- SHORT PROBLEM:
Locate every line below that contains the word "this" and copy it.

— start —

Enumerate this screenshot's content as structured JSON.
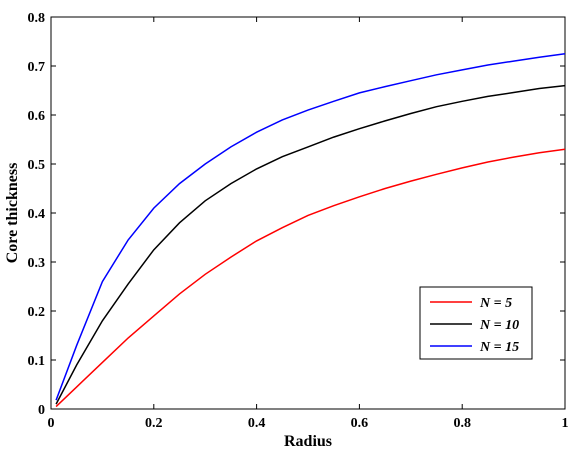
{
  "chart_data": {
    "type": "line",
    "title": "",
    "xlabel": "Radius",
    "ylabel": "Core thickness",
    "xlim": [
      0,
      1
    ],
    "ylim": [
      0,
      0.8
    ],
    "xticks": [
      0,
      0.2,
      0.4,
      0.6,
      0.8,
      1
    ],
    "xtick_labels": [
      "0",
      "0.2",
      "0.4",
      "0.6",
      "0.8",
      "1"
    ],
    "yticks": [
      0,
      0.1,
      0.2,
      0.3,
      0.4,
      0.5,
      0.6,
      0.7,
      0.8
    ],
    "ytick_labels": [
      "0",
      "0.1",
      "0.2",
      "0.3",
      "0.4",
      "0.5",
      "0.6",
      "0.7",
      "0.8"
    ],
    "grid": false,
    "legend_position": "bottom-right",
    "series": [
      {
        "name": "N = 5",
        "color": "#ff0000",
        "x": [
          0.01,
          0.05,
          0.1,
          0.15,
          0.2,
          0.25,
          0.3,
          0.35,
          0.4,
          0.45,
          0.5,
          0.55,
          0.6,
          0.65,
          0.7,
          0.75,
          0.8,
          0.85,
          0.9,
          0.95,
          1.0
        ],
        "y": [
          0.005,
          0.045,
          0.095,
          0.145,
          0.19,
          0.235,
          0.275,
          0.31,
          0.343,
          0.37,
          0.395,
          0.415,
          0.433,
          0.45,
          0.465,
          0.479,
          0.492,
          0.504,
          0.514,
          0.523,
          0.53
        ]
      },
      {
        "name": "N = 10",
        "color": "#000000",
        "x": [
          0.01,
          0.05,
          0.1,
          0.15,
          0.2,
          0.25,
          0.3,
          0.35,
          0.4,
          0.45,
          0.5,
          0.55,
          0.6,
          0.65,
          0.7,
          0.75,
          0.8,
          0.85,
          0.9,
          0.95,
          1.0
        ],
        "y": [
          0.01,
          0.09,
          0.18,
          0.255,
          0.325,
          0.38,
          0.425,
          0.46,
          0.49,
          0.515,
          0.535,
          0.555,
          0.572,
          0.588,
          0.603,
          0.617,
          0.628,
          0.638,
          0.646,
          0.654,
          0.66
        ]
      },
      {
        "name": "N = 15",
        "color": "#0000ff",
        "x": [
          0.01,
          0.05,
          0.1,
          0.15,
          0.2,
          0.25,
          0.3,
          0.35,
          0.4,
          0.45,
          0.5,
          0.55,
          0.6,
          0.65,
          0.7,
          0.75,
          0.8,
          0.85,
          0.9,
          0.95,
          1.0
        ],
        "y": [
          0.018,
          0.13,
          0.26,
          0.345,
          0.41,
          0.46,
          0.5,
          0.535,
          0.565,
          0.59,
          0.61,
          0.628,
          0.645,
          0.658,
          0.67,
          0.682,
          0.692,
          0.702,
          0.71,
          0.718,
          0.725
        ]
      }
    ]
  }
}
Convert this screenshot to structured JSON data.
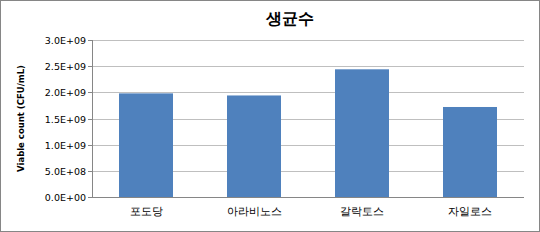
{
  "chart_data": {
    "type": "bar",
    "title": "생균수",
    "y_label": "Viable count (CFU/mL)",
    "categories": [
      "포도당",
      "아라비노스",
      "갈락토스",
      "자일로스"
    ],
    "values": [
      1980000000,
      1940000000,
      2440000000,
      1720000000
    ],
    "color": "#4f81bd",
    "ylim": [
      0,
      3000000000
    ],
    "yticks": [
      {
        "value": 0,
        "label": "0.0E+00"
      },
      {
        "value": 500000000,
        "label": "5.0E+08"
      },
      {
        "value": 1000000000,
        "label": "1.0E+09"
      },
      {
        "value": 1500000000,
        "label": "1.5E+09"
      },
      {
        "value": 2000000000,
        "label": "2.0E+09"
      },
      {
        "value": 2500000000,
        "label": "2.5E+09"
      },
      {
        "value": 3000000000,
        "label": "3.0E+09"
      }
    ],
    "grid": true
  }
}
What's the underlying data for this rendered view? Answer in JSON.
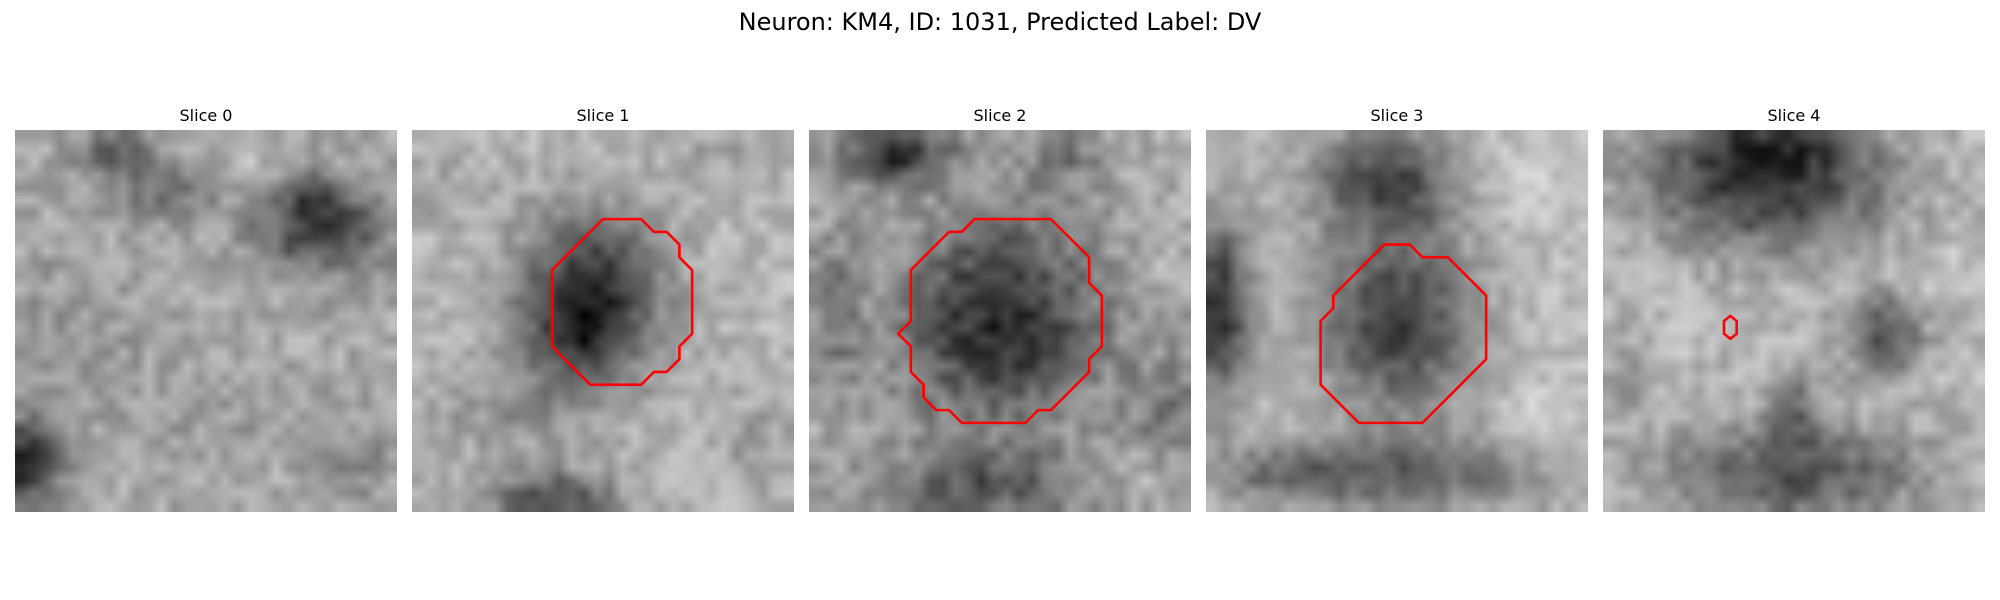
{
  "figure": {
    "title": "Neuron: KM4, ID: 1031, Predicted Label: DV"
  },
  "grid_size": 30,
  "contour_color": "#ff0000",
  "panels": [
    {
      "title": "Slice 0",
      "contour": null
    },
    {
      "title": "Slice 1",
      "contour": [
        [
          15,
          7
        ],
        [
          18,
          7
        ],
        [
          19,
          8
        ],
        [
          20,
          8
        ],
        [
          21,
          9
        ],
        [
          21,
          10
        ],
        [
          22,
          11
        ],
        [
          22,
          16
        ],
        [
          21,
          17
        ],
        [
          21,
          18
        ],
        [
          20,
          19
        ],
        [
          19,
          19
        ],
        [
          18,
          20
        ],
        [
          14,
          20
        ],
        [
          13,
          19
        ],
        [
          12,
          18
        ],
        [
          11,
          17
        ],
        [
          11,
          11
        ],
        [
          12,
          10
        ],
        [
          13,
          9
        ],
        [
          14,
          8
        ]
      ]
    },
    {
      "title": "Slice 2",
      "contour": [
        [
          13,
          7
        ],
        [
          19,
          7
        ],
        [
          20,
          8
        ],
        [
          21,
          9
        ],
        [
          22,
          10
        ],
        [
          22,
          12
        ],
        [
          23,
          13
        ],
        [
          23,
          17
        ],
        [
          22,
          18
        ],
        [
          22,
          19
        ],
        [
          21,
          20
        ],
        [
          20,
          21
        ],
        [
          19,
          22
        ],
        [
          18,
          22
        ],
        [
          17,
          23
        ],
        [
          12,
          23
        ],
        [
          11,
          22
        ],
        [
          10,
          22
        ],
        [
          9,
          21
        ],
        [
          9,
          20
        ],
        [
          8,
          19
        ],
        [
          8,
          17
        ],
        [
          7,
          16
        ],
        [
          8,
          15
        ],
        [
          8,
          11
        ],
        [
          9,
          10
        ],
        [
          10,
          9
        ],
        [
          11,
          8
        ],
        [
          12,
          8
        ]
      ]
    },
    {
      "title": "Slice 3",
      "contour": [
        [
          14,
          9
        ],
        [
          16,
          9
        ],
        [
          17,
          10
        ],
        [
          19,
          10
        ],
        [
          20,
          11
        ],
        [
          21,
          12
        ],
        [
          22,
          13
        ],
        [
          22,
          18
        ],
        [
          21,
          19
        ],
        [
          20,
          20
        ],
        [
          19,
          21
        ],
        [
          18,
          22
        ],
        [
          17,
          23
        ],
        [
          12,
          23
        ],
        [
          11,
          22
        ],
        [
          10,
          21
        ],
        [
          9,
          20
        ],
        [
          9,
          15
        ],
        [
          10,
          14
        ],
        [
          10,
          13
        ],
        [
          11,
          12
        ],
        [
          12,
          11
        ],
        [
          13,
          10
        ]
      ]
    },
    {
      "title": "Slice 4",
      "contour": [
        [
          10,
          14.6
        ],
        [
          10.5,
          15
        ],
        [
          10.5,
          16
        ],
        [
          10,
          16.4
        ],
        [
          9.5,
          16
        ],
        [
          9.5,
          15
        ]
      ]
    }
  ]
}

— end —

- OUTPUT OF THE EXERCISE:
Enumerate this screenshot's content as structured JSON.
Convert this screenshot to structured JSON data.
What's the underlying data for this rendered view? Answer in JSON.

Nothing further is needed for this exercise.